▸ SELECTED TEXT:
******

Framing

. Narrow framing = treats each decision separately. It increases the emotional reaction to losses and decreases the willingness to take risks. Encourages a focus on short-term outcomes and this results in frequent changes of decisions and reduced performance

. Broad framing = treats decisions as part of a portfolio or group approach. It blunts the emotional reaction to losses and increases the willingness to take risks. Encourages a focus on long-term outcomes and usually results in better decisions and outcomes.

NB The pain of frequent small losses exceeds the pleasure of equally frequent small gains

. Emotionally loaded words quickly attract attention; with bad words, like crime, war, etc, attracting attention faster than do words like peace, love, etc. Even though there is no real threat, words can create a picture of an event. The mere reminder of a bad event is treated as threatening and can evoke an emotional reaction. For example, statements of opinion that strongly disagree with your own can be seen as a threat.

. Some examples on the importance of framing, ie words used

- the results of a soccer match, eg "Italy won"/ "France lost". Do these statements have the same meaning? They can evoke markedly different emotional responses and can have different meanings

- lotteries - a bad outcome is more acceptable if it is framed as the cost of lottery ticket that did not win than if it is simply described as losing a gamble, ie losses evoke stronger negative feelings than costs

- fuel stations - charge different prices for cash or credit purchases, ie cash is cheaper. It is called a cash discount, not a credit surcharge. People will more readily forego a discount and pay a surcharge

- "...The two may be economically equivalent, but they are not emotionally equivalent..."

- Daniel Kahneman 2012

- mortality - 90% survival sounds encouraging while 10% mortality sounds frightening

- opting in and opting out clauses - it is the best indicator of whether people will donate organs or not. The opt-out has a significantly higher adoption rate than the opt-in situation

. Choices are not reality-bound. The tendency to approach or avoid are revoked by the words used, ie loss v. gain, keep v. lose, etc. Our preferences are frame-bound rather than reality-bound. Risk-averse and risk-seeking preferences are not reality-bound. Preferences between the same objective outcomes with different formulations.

. Framing effect = people are more likely to choose the sure thing in the keep frame and more likely to accept the gamble than the loss. Even professionals react the same way as non-professionals. Your moral feelings are attached to the frames, ie their description of reality rather than to reality itself.

******

▸ STORED RECORDS:
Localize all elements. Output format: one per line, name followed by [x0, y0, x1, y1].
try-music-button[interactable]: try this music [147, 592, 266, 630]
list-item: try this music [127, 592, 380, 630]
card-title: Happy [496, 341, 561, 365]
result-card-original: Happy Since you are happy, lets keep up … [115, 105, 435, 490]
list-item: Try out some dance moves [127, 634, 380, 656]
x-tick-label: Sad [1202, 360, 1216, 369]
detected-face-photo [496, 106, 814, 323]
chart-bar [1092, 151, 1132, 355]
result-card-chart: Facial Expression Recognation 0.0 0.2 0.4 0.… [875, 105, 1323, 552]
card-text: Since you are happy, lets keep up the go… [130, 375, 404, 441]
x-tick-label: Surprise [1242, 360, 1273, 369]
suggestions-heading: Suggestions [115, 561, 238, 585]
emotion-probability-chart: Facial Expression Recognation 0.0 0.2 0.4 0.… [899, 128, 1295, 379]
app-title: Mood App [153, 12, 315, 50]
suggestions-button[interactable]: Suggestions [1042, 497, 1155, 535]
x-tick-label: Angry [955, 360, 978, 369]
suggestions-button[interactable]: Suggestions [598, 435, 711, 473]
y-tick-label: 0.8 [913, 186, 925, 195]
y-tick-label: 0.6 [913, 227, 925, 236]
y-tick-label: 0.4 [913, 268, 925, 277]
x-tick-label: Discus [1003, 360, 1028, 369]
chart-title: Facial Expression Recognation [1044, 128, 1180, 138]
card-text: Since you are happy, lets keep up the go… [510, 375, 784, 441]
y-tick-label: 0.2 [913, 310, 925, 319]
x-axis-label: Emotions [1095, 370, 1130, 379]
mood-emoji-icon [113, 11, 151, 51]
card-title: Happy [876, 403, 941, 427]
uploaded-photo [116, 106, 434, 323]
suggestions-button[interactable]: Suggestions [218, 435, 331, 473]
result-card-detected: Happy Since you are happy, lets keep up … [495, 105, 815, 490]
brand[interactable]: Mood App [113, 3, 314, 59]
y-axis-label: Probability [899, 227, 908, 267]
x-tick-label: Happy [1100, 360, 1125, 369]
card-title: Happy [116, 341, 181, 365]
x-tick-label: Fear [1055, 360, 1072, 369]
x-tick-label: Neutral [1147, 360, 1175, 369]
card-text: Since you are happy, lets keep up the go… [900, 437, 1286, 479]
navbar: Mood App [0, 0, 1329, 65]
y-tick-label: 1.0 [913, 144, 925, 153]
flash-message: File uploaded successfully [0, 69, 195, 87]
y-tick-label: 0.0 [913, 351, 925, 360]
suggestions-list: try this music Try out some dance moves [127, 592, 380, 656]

******

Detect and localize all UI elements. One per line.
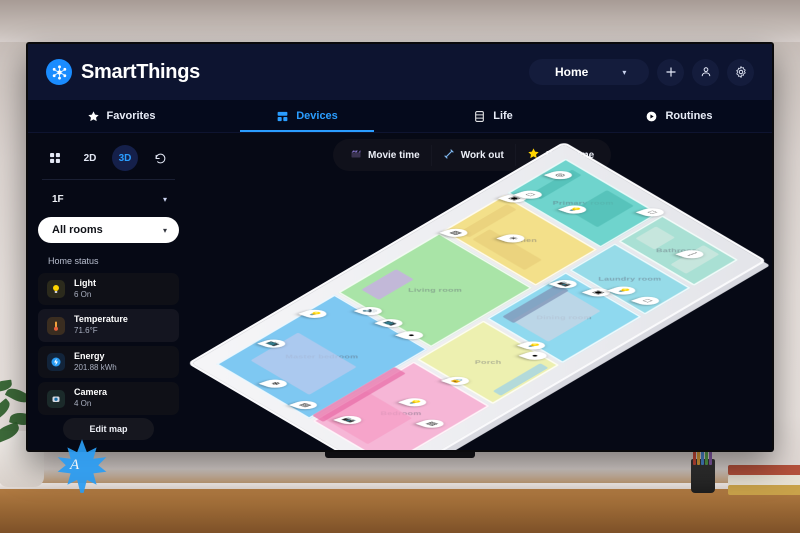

******

▸ DIRECTIVES:
1. Answer these questions from the notes on framing:
(a) What effect does broad framing have on the emotional reaction to losses?
(b) What do fuel stations call the lower price they charge for cash purchases?
(c) Which type of clause has a significantly higher adoption rate for organ donation?
2. Write the next part of the notes on framing, picking up after their final sentence.
The data has nothing to do with the notes on framing.

▸ THE RESULTS:
1.
(a) It blunts the emotional reaction to losses.
(b) A cash discount.
(c) The opt-out clause.

2.
. Broadening frames leads to more rational decisions; conversely, narrowing frames leads to less rational decisions

. Cost-loss discrepancy = something is framed as a choice between a sure loss and a risk of greater loss, eg, insurance; losses are more aversive than costs

. Dead-loss effect = an individual's subjective state can be improved by framing negative outcomes as costs rather than as losses, eg paying a sport's membership fee and then experiencing an injury that means playing the sport is painful, many people will continue to endure the pain and play the sport as they have paid the membership fee (the fee would be a dead loss if the subscriber stopped playing)

Prospect theory = human beings are best understood as being risk-adverse when making a decision that offers hope of gain but risk-seeking when making a decision that will lead to a certain loss.

Framing = how people react to a choice depending on whether it is presented to them as a risk or a gain.

The brain was not designed to calculate the probabilities in complex situations like flying an aeroplane. Thus people who fly aeroplanes are susceptible to sensory illusion, ie a pilot, without instruments, who flies into clouds as an average life expectancy of around 3 minutes.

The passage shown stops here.